AIM OF THE TASK
Extract each line of the material that follows exactly and omit its pictures.

Data entries
---+---

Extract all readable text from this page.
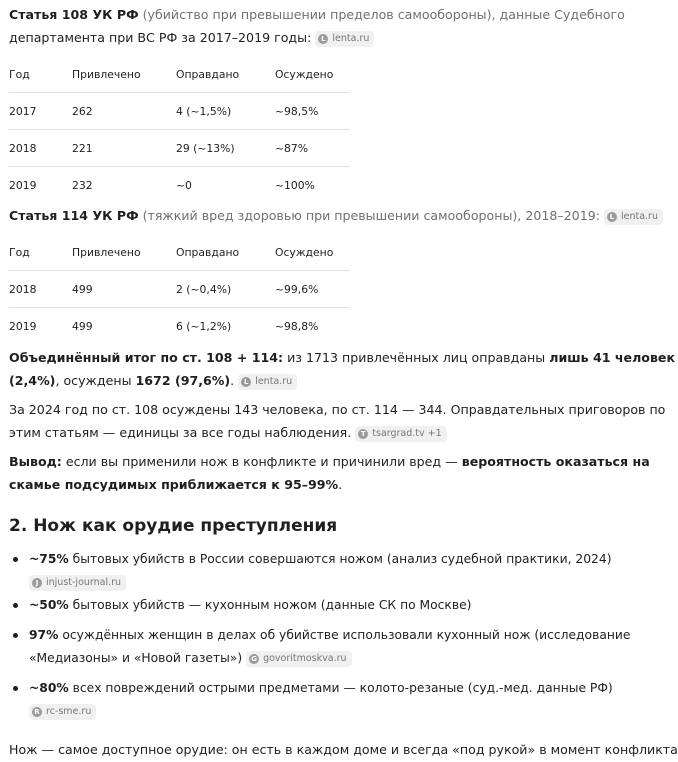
Статья 108 УК РФ (убийство при превышении пределов самообороны), данные Судебного
департамента при ВС РФ за 2017–2019 годы:	L lenta.ru
Год	Привлечено	Оправдано	Осуждено
2017	262	4 (~1,5%)	~98,5%
2018	221	29 (~13%)	~87%
2019	232	~0	~100%
Статья 114 УК РФ (тяжкий вред здоровью при превышении самообороны), 2018–2019:	L lenta.ru
Год	Привлечено	Оправдано	Осуждено
2018	499	2 (~0,4%)	~99,6%
2019	499	6 (~1,2%)	~98,8%
Объединённый итог по ст. 108 + 114: из 1713 привлечённых лиц оправданы лишь 41 человек
(2,4%), осуждены 1672 (97,6%).	L lenta.ru
За 2024 год по ст. 108 осуждены 143 человека, по ст. 114 — 344. Оправдательных приговоров по
этим статьям — единицы за все годы наблюдения.	T tsargrad.tv +1
Вывод: если вы применили нож в конфликте и причинили вред — вероятность оказаться на
скамье подсудимых приближается к 95–99%.
2. Нож как орудие преступления
~75% бытовых убийств в России совершаются ножом (анализ судебной практики, 2024)

J injust-journal.ru
~50% бытовых убийств — кухонным ножом (данные СК по Москве)
97% осуждённых женщин в делах об убийстве использовали кухонный нож (исследование
«Медиазоны» и «Новой газеты»)	G govoritmoskva.ru
~80% всех повреждений острыми предметами — колото-резаные (суд.-мед. данные РФ)

R rc-sme.ru
Нож — самое доступное орудие: он есть в каждом доме и всегда «под рукой» в момент конфликта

---+---

ANSWER TO THIS EXERCISE
Extract all readable text from this page.
Статья 108 УК РФ (убийство при превышении пределов самообороны), данные Судебного
департамента при ВС РФ за 2017–2019 годы:	L lenta.ru
Год	Привлечено	Оправдано	Осуждено
2017	262	4 (~1,5%)	~98,5%
2018	221	29 (~13%)	~87%
2019	232	~0	~100%
Статья 114 УК РФ (тяжкий вред здоровью при превышении самообороны), 2018–2019:	L lenta.ru
Год	Привлечено	Оправдано	Осуждено
2018	499	2 (~0,4%)	~99,6%
2019	499	6 (~1,2%)	~98,8%
Объединённый итог по ст. 108 + 114: из 1713 привлечённых лиц оправданы лишь 41 человек
(2,4%), осуждены 1672 (97,6%).	L lenta.ru
За 2024 год по ст. 108 осуждены 143 человека, по ст. 114 — 344. Оправдательных приговоров по
этим статьям — единицы за все годы наблюдения.	T tsargrad.tv +1
Вывод: если вы применили нож в конфликте и причинили вред — вероятность оказаться на
скамье подсудимых приближается к 95–99%.
2. Нож как орудие преступления
~75% бытовых убийств в России совершаются ножом (анализ судебной практики, 2024)

J injust-journal.ru
~50% бытовых убийств — кухонным ножом (данные СК по Москве)
97% осуждённых женщин в делах об убийстве использовали кухонный нож (исследование
«Медиазоны» и «Новой газеты»)	G govoritmoskva.ru
~80% всех повреждений острыми предметами — колото-резаные (суд.-мед. данные РФ)

R rc-sme.ru
Нож — самое доступное орудие: он есть в каждом доме и всегда «под рукой» в момент конфликта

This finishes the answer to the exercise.